Exercises to complete:
1. According to the excerpt on anarchist and statist types, what is Fascism explicitly based on?
2. Retype the excerpt on anarchist and statist types word for word, between "Probably most of" and "usual economic one?", inclusive.

Conspiracy anarchism is more of a catch-all term for those anarchists who see the State not as an institution of plunder, as classical anarchists and objectivist anarchists do, but rather the State and its rulers as dupes or flunkies of the Occult Global Dominators. Put another way, rational anarchists tend to see the State as selling aggression-power to special interest groups and cronies, so the State (and cartels of States) are the fundamental problem. Mystic anarchists tend to see The Evil Global Conspiracy as the main evil, controlling States and rulers, and in turn everyone. Which is the horse and which is the cart? And how much does it matter, if killing the State solves the problem, either way?

On to the Rational Libertarian quadrant, we have theistic anarchists, which include not only Tolstoy Christians and basically all anarchists who believe in supernatural critters, but also paleo-anarchists like Hans-Hermann Hoppe who have narrow insular views about morality, to the extent that all other views are a danger to liberty. Intolerant people such as that tend to believe in a god or gods. Finally, at the most empirical extreme, are the Objectivist Anarchists, who tend to be atheist freethinkers with great respect for the scientific method and are enthusiastic about new technology. In general, the mystics tend to be afraid that new technologies will be destructive, whereas the rationalists tend to be optimistic about how technology can enhance freedom. One example: Mystics are more likely to see crypto-currency (or digital currency) as a plot to spy and control people, whereas rationalists are likely to see the possibility of ending corporatized banking and as a tool for financial freedom.

Constitutionalists tend to have a blind faith that "their" State will enforce its founding constitution with integrity. This, of course, is a delusion which both logic and history disprove. But their childish faith does prevent them from wanting a stronger (more aggressive) State, thus they are libertarian in the minarchist sense. The hard-core statist movements are easy to understand. Fascism is explicitly based on myth rather than fact. Marxism has the faith-based hallucination that humankind can be molded into something that could live in their kind of super-egalitarian society - the "New Communist Man." This anti-empirical utopian belief puts Marxism clearly in the mystic half-plane. Rational Statism takes a utilitarian, or at least consequentialist, approach. There are the patriot flag-humper types who believe in maximizing national greatness, and then there are the ultra-"scientific" people who favor a technocracy, as if all values and goals are already determined, with optimization and implementation the only issues. Rational statists tend to favor a mommy and/or daddy State, with the people its little children.

Probably most of the economic schools of anarchism, from anarcho-socialism to mutualism to geoism to anarcho-capitalism, are all in the Rational Libertarian quadrant. Another interesting grouping is the Fascists and statist Communists are together. Is this typology really any worse than the usual economic one?


* Sticky property is when the owner of a resource keeps ownership (more or less) until he consents to gift or sell it. This is also called non-proviso Lockean or simply neo-Lockean property. Mutualists and socialists prefer possession property, where one keeps ownership only (more or less) so long as one is using it.

Provided records:

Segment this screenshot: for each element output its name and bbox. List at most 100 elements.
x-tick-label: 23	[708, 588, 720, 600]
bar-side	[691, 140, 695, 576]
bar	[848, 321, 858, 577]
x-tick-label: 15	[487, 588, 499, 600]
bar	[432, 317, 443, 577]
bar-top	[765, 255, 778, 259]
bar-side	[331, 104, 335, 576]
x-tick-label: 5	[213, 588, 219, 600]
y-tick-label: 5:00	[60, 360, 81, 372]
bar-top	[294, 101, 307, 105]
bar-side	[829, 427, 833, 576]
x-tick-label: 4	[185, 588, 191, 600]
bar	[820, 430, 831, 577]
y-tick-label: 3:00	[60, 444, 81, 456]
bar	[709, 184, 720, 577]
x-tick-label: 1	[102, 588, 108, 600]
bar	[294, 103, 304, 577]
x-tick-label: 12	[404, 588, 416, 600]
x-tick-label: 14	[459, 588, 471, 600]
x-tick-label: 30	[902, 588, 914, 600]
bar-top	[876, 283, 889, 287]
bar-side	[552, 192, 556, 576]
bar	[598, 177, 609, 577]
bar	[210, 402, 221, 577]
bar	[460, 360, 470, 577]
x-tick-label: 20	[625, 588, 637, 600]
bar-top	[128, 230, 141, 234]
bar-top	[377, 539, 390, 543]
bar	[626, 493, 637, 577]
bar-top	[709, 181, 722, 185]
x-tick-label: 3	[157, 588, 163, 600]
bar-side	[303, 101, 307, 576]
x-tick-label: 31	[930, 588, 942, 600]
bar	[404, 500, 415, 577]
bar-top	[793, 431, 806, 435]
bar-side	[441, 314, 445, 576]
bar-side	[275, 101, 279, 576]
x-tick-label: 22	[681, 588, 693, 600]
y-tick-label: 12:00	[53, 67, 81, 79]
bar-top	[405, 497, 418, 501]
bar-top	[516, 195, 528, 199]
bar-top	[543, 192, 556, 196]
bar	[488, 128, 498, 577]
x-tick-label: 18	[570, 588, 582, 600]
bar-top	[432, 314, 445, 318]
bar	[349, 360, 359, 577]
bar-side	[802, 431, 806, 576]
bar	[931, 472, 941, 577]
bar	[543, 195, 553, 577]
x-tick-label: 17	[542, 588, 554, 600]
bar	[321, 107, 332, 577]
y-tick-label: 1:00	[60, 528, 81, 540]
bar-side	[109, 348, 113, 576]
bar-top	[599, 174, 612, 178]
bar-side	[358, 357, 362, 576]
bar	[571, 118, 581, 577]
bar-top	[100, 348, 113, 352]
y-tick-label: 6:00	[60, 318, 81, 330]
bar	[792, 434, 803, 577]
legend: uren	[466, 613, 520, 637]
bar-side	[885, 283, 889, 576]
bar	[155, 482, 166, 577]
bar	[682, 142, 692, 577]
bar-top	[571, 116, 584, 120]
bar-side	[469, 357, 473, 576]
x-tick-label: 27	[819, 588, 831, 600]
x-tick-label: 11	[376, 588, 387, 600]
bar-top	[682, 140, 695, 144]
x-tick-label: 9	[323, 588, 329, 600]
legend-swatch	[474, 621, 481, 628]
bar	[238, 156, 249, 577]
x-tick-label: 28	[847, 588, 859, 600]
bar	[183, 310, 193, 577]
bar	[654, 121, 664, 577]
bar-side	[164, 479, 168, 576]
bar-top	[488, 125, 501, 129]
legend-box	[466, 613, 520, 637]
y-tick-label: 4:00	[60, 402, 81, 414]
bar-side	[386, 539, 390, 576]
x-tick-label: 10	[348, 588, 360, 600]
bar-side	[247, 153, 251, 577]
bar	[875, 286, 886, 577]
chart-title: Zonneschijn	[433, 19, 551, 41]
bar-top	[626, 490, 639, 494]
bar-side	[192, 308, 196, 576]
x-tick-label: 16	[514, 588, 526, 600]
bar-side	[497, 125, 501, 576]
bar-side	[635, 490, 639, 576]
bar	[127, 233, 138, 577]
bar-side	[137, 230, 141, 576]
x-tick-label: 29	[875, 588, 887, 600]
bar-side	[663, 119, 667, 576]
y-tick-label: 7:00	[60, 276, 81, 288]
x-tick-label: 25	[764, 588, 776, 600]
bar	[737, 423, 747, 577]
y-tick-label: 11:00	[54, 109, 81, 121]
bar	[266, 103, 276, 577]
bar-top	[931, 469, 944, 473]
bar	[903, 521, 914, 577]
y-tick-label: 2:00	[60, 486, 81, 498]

Task-by-task outputs:
1. Myth rather than fact.

2.
Probably most of the economic schools of anarchism, from anarcho-socialism to mutualism to geoism to anarcho-capitalism, are all in the Rational Libertarian quadrant. Another interesting grouping is the Fascists and statist Communists are together. Is this typology really any worse than the usual economic one?